| Exercise instructions |
Exactly retype the lines below from the one containing "Extract the structured" through the end of the listing. Leave pictures out.

| Data records |
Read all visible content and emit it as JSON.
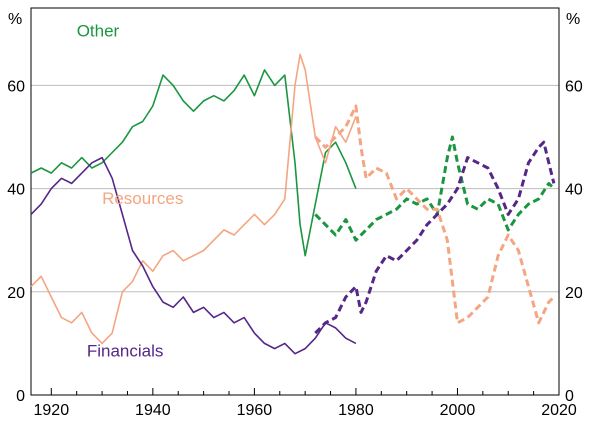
{
  "chart_data": {
    "type": "line",
    "title": "",
    "xlabel": "",
    "ylabel_left": "%",
    "ylabel_right": "%",
    "xlim": [
      1916,
      2020
    ],
    "ylim": [
      0,
      75
    ],
    "x_ticks": [
      1920,
      1940,
      1960,
      1980,
      2000,
      2020
    ],
    "y_ticks": [
      0,
      20,
      40,
      60
    ],
    "gridlines": "horizontal",
    "legend": "inline labels",
    "series": [
      {
        "name": "Other",
        "color": "#1a9641",
        "segments": [
          {
            "style": "solid",
            "points": [
              [
                1916,
                43
              ],
              [
                1918,
                44
              ],
              [
                1920,
                43
              ],
              [
                1922,
                45
              ],
              [
                1924,
                44
              ],
              [
                1926,
                46
              ],
              [
                1928,
                44
              ],
              [
                1930,
                45
              ],
              [
                1932,
                47
              ],
              [
                1934,
                49
              ],
              [
                1936,
                52
              ],
              [
                1938,
                53
              ],
              [
                1940,
                56
              ],
              [
                1942,
                62
              ],
              [
                1944,
                60
              ],
              [
                1946,
                57
              ],
              [
                1948,
                55
              ],
              [
                1950,
                57
              ],
              [
                1952,
                58
              ],
              [
                1954,
                57
              ],
              [
                1956,
                59
              ],
              [
                1958,
                62
              ],
              [
                1960,
                58
              ],
              [
                1962,
                63
              ],
              [
                1964,
                60
              ],
              [
                1966,
                62
              ],
              [
                1968,
                45
              ],
              [
                1969,
                33
              ],
              [
                1970,
                27
              ],
              [
                1972,
                37
              ],
              [
                1974,
                47
              ],
              [
                1976,
                49
              ],
              [
                1978,
                45
              ],
              [
                1980,
                40
              ]
            ]
          },
          {
            "style": "dashed",
            "points": [
              [
                1972,
                35
              ],
              [
                1974,
                33
              ],
              [
                1976,
                31
              ],
              [
                1978,
                34
              ],
              [
                1980,
                30
              ],
              [
                1982,
                32
              ],
              [
                1984,
                34
              ],
              [
                1986,
                35
              ],
              [
                1988,
                36
              ],
              [
                1990,
                38
              ],
              [
                1992,
                37
              ],
              [
                1994,
                38
              ],
              [
                1996,
                35
              ],
              [
                1998,
                46
              ],
              [
                1999,
                50
              ],
              [
                2000,
                45
              ],
              [
                2002,
                37
              ],
              [
                2004,
                36
              ],
              [
                2006,
                38
              ],
              [
                2008,
                37
              ],
              [
                2010,
                32
              ],
              [
                2012,
                35
              ],
              [
                2014,
                37
              ],
              [
                2016,
                38
              ],
              [
                2018,
                41
              ],
              [
                2019,
                40
              ]
            ]
          }
        ]
      },
      {
        "name": "Resources",
        "color": "#f4a582",
        "segments": [
          {
            "style": "solid",
            "points": [
              [
                1916,
                21
              ],
              [
                1918,
                23
              ],
              [
                1920,
                19
              ],
              [
                1922,
                15
              ],
              [
                1924,
                14
              ],
              [
                1926,
                16
              ],
              [
                1928,
                12
              ],
              [
                1930,
                10
              ],
              [
                1932,
                12
              ],
              [
                1934,
                20
              ],
              [
                1936,
                22
              ],
              [
                1938,
                26
              ],
              [
                1940,
                24
              ],
              [
                1942,
                27
              ],
              [
                1944,
                28
              ],
              [
                1946,
                26
              ],
              [
                1948,
                27
              ],
              [
                1950,
                28
              ],
              [
                1952,
                30
              ],
              [
                1954,
                32
              ],
              [
                1956,
                31
              ],
              [
                1958,
                33
              ],
              [
                1960,
                35
              ],
              [
                1962,
                33
              ],
              [
                1964,
                35
              ],
              [
                1966,
                38
              ],
              [
                1968,
                60
              ],
              [
                1969,
                66
              ],
              [
                1970,
                63
              ],
              [
                1972,
                50
              ],
              [
                1974,
                45
              ],
              [
                1976,
                52
              ],
              [
                1978,
                49
              ],
              [
                1980,
                54
              ]
            ]
          },
          {
            "style": "dashed",
            "points": [
              [
                1972,
                50
              ],
              [
                1974,
                48
              ],
              [
                1976,
                50
              ],
              [
                1978,
                52
              ],
              [
                1980,
                56
              ],
              [
                1981,
                48
              ],
              [
                1982,
                42
              ],
              [
                1984,
                44
              ],
              [
                1986,
                43
              ],
              [
                1988,
                38
              ],
              [
                1990,
                40
              ],
              [
                1992,
                38
              ],
              [
                1994,
                36
              ],
              [
                1996,
                36
              ],
              [
                1998,
                30
              ],
              [
                2000,
                14
              ],
              [
                2002,
                15
              ],
              [
                2004,
                17
              ],
              [
                2006,
                19
              ],
              [
                2008,
                27
              ],
              [
                2010,
                31
              ],
              [
                2012,
                28
              ],
              [
                2014,
                21
              ],
              [
                2016,
                14
              ],
              [
                2018,
                18
              ],
              [
                2019,
                19
              ]
            ]
          }
        ]
      },
      {
        "name": "Financials",
        "color": "#542788",
        "segments": [
          {
            "style": "solid",
            "points": [
              [
                1916,
                35
              ],
              [
                1918,
                37
              ],
              [
                1920,
                40
              ],
              [
                1922,
                42
              ],
              [
                1924,
                41
              ],
              [
                1926,
                43
              ],
              [
                1928,
                45
              ],
              [
                1930,
                46
              ],
              [
                1932,
                42
              ],
              [
                1934,
                35
              ],
              [
                1936,
                28
              ],
              [
                1938,
                25
              ],
              [
                1940,
                21
              ],
              [
                1942,
                18
              ],
              [
                1944,
                17
              ],
              [
                1946,
                19
              ],
              [
                1948,
                16
              ],
              [
                1950,
                17
              ],
              [
                1952,
                15
              ],
              [
                1954,
                16
              ],
              [
                1956,
                14
              ],
              [
                1958,
                15
              ],
              [
                1960,
                12
              ],
              [
                1962,
                10
              ],
              [
                1964,
                9
              ],
              [
                1966,
                10
              ],
              [
                1968,
                8
              ],
              [
                1970,
                9
              ],
              [
                1972,
                11
              ],
              [
                1974,
                14
              ],
              [
                1976,
                13
              ],
              [
                1978,
                11
              ],
              [
                1980,
                10
              ]
            ]
          },
          {
            "style": "dashed",
            "points": [
              [
                1972,
                12
              ],
              [
                1974,
                14
              ],
              [
                1976,
                15
              ],
              [
                1978,
                19
              ],
              [
                1980,
                21
              ],
              [
                1981,
                16
              ],
              [
                1982,
                18
              ],
              [
                1984,
                24
              ],
              [
                1986,
                27
              ],
              [
                1988,
                26
              ],
              [
                1990,
                28
              ],
              [
                1992,
                30
              ],
              [
                1994,
                33
              ],
              [
                1996,
                35
              ],
              [
                1998,
                37
              ],
              [
                2000,
                40
              ],
              [
                2002,
                46
              ],
              [
                2004,
                45
              ],
              [
                2006,
                44
              ],
              [
                2008,
                40
              ],
              [
                2010,
                35
              ],
              [
                2012,
                38
              ],
              [
                2014,
                45
              ],
              [
                2016,
                48
              ],
              [
                2017,
                49
              ],
              [
                2018,
                45
              ],
              [
                2019,
                41
              ]
            ]
          }
        ]
      }
    ],
    "labels": [
      {
        "text": "Other",
        "series": "Other",
        "x": 1925,
        "y": 69.5
      },
      {
        "text": "Resources",
        "series": "Resources",
        "x": 1930,
        "y": 37
      },
      {
        "text": "Financials",
        "series": "Financials",
        "x": 1927,
        "y": 7.5
      }
    ]
  }
}
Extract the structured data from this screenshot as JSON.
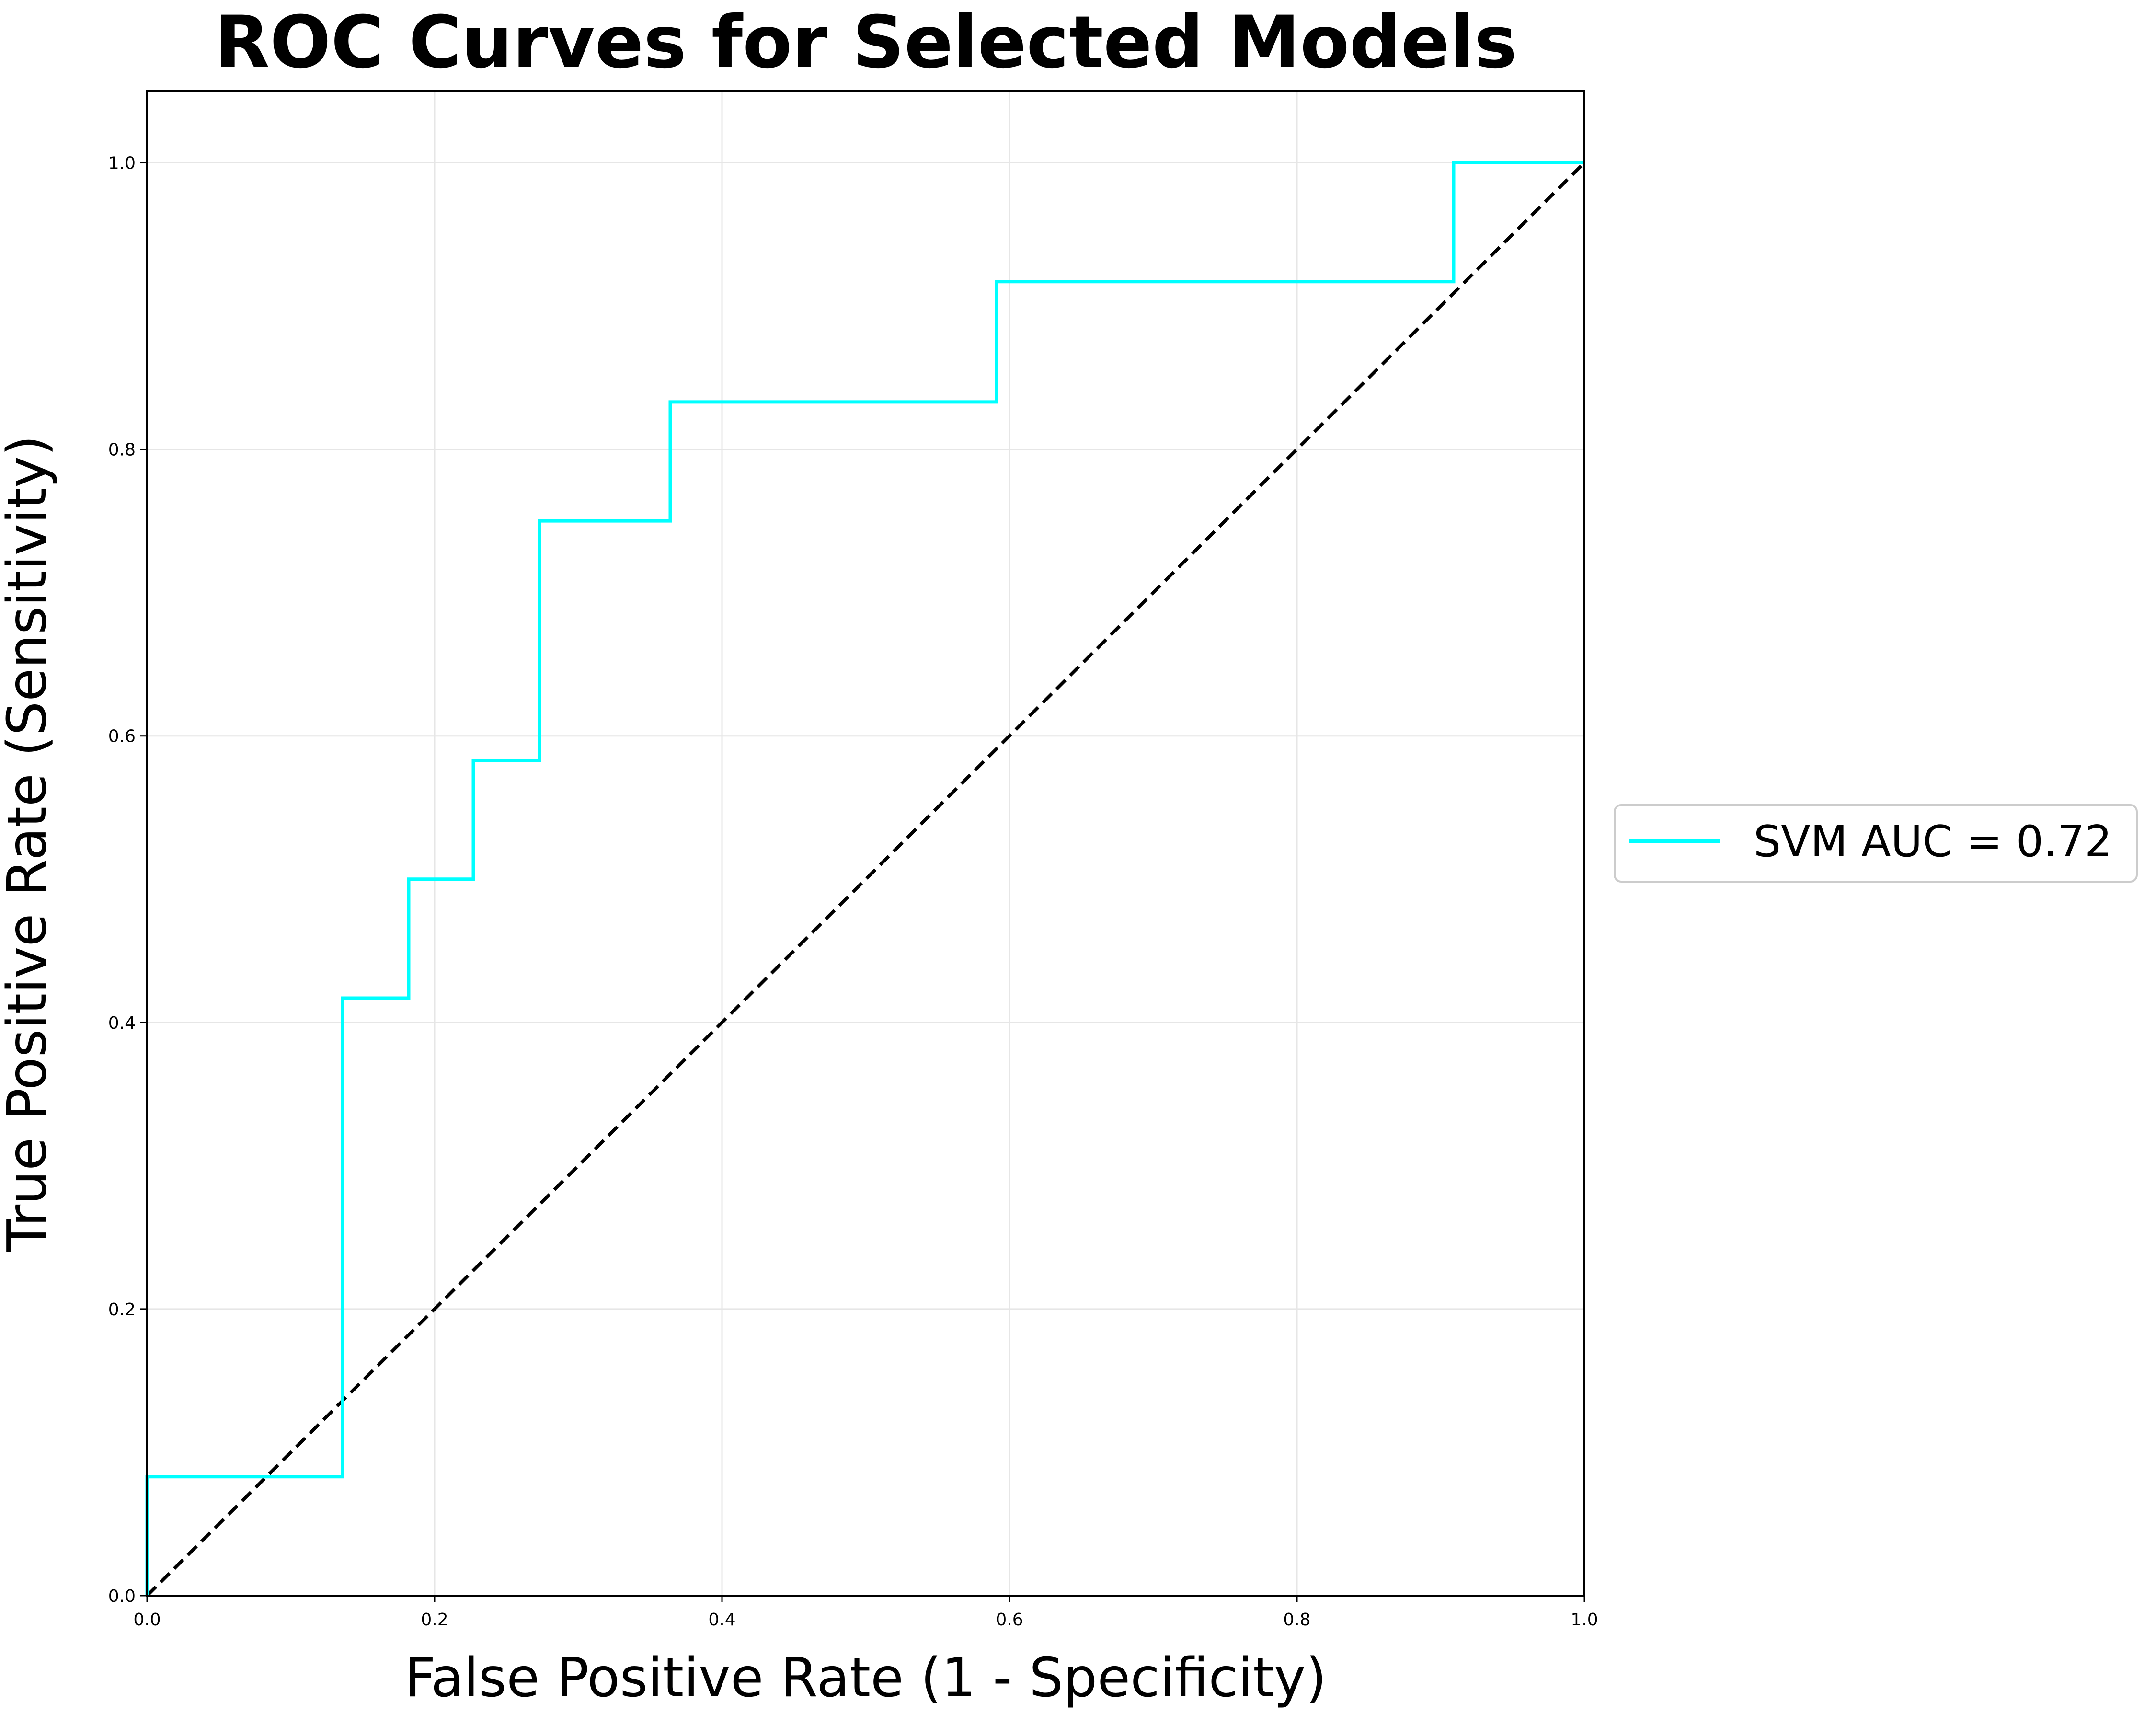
{
  "chart_data": {
    "type": "line",
    "title": "ROC Curves for Selected Models",
    "xlabel": "False Positive Rate (1 - Specificity)",
    "ylabel": "True Positive Rate (Sensitivity)",
    "xlim": [
      0.0,
      1.0
    ],
    "ylim": [
      0.0,
      1.05
    ],
    "xticks": [
      "0.0",
      "0.2",
      "0.4",
      "0.6",
      "0.8",
      "1.0"
    ],
    "yticks": [
      "0.0",
      "0.2",
      "0.4",
      "0.6",
      "0.8",
      "1.0"
    ],
    "grid": true,
    "legend_position": "right, outside plot",
    "series": [
      {
        "name": "SVM AUC = 0.72",
        "color": "#00ffff",
        "step": true,
        "x": [
          0.0,
          0.0,
          0.136,
          0.136,
          0.182,
          0.182,
          0.227,
          0.227,
          0.273,
          0.273,
          0.364,
          0.364,
          0.591,
          0.591,
          0.909,
          0.909,
          1.0
        ],
        "y": [
          0.0,
          0.083,
          0.083,
          0.417,
          0.417,
          0.5,
          0.5,
          0.583,
          0.583,
          0.75,
          0.75,
          0.833,
          0.833,
          0.917,
          0.917,
          1.0,
          1.0
        ]
      },
      {
        "color": "#000000",
        "dashed": true,
        "x": [
          0.0,
          1.0
        ],
        "y": [
          0.0,
          1.0
        ]
      }
    ]
  }
}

| Task solution |
Extract the structured data from this screenshot as JSON.
{
  "chart_data": {
    "type": "line",
    "title": "ROC Curves for Selected Models",
    "xlabel": "False Positive Rate (1 - Specificity)",
    "ylabel": "True Positive Rate (Sensitivity)",
    "xlim": [
      0.0,
      1.0
    ],
    "ylim": [
      0.0,
      1.05
    ],
    "xticks": [
      "0.0",
      "0.2",
      "0.4",
      "0.6",
      "0.8",
      "1.0"
    ],
    "yticks": [
      "0.0",
      "0.2",
      "0.4",
      "0.6",
      "0.8",
      "1.0"
    ],
    "grid": true,
    "legend_position": "right, outside plot",
    "series": [
      {
        "name": "SVM AUC = 0.72",
        "color": "#00ffff",
        "step": true,
        "x": [
          0.0,
          0.0,
          0.136,
          0.136,
          0.182,
          0.182,
          0.227,
          0.227,
          0.273,
          0.273,
          0.364,
          0.364,
          0.591,
          0.591,
          0.909,
          0.909,
          1.0
        ],
        "y": [
          0.0,
          0.083,
          0.083,
          0.417,
          0.417,
          0.5,
          0.5,
          0.583,
          0.583,
          0.75,
          0.75,
          0.833,
          0.833,
          0.917,
          0.917,
          1.0,
          1.0
        ]
      },
      {
        "color": "#000000",
        "dashed": true,
        "x": [
          0.0,
          1.0
        ],
        "y": [
          0.0,
          1.0
        ]
      }
    ]
  }
}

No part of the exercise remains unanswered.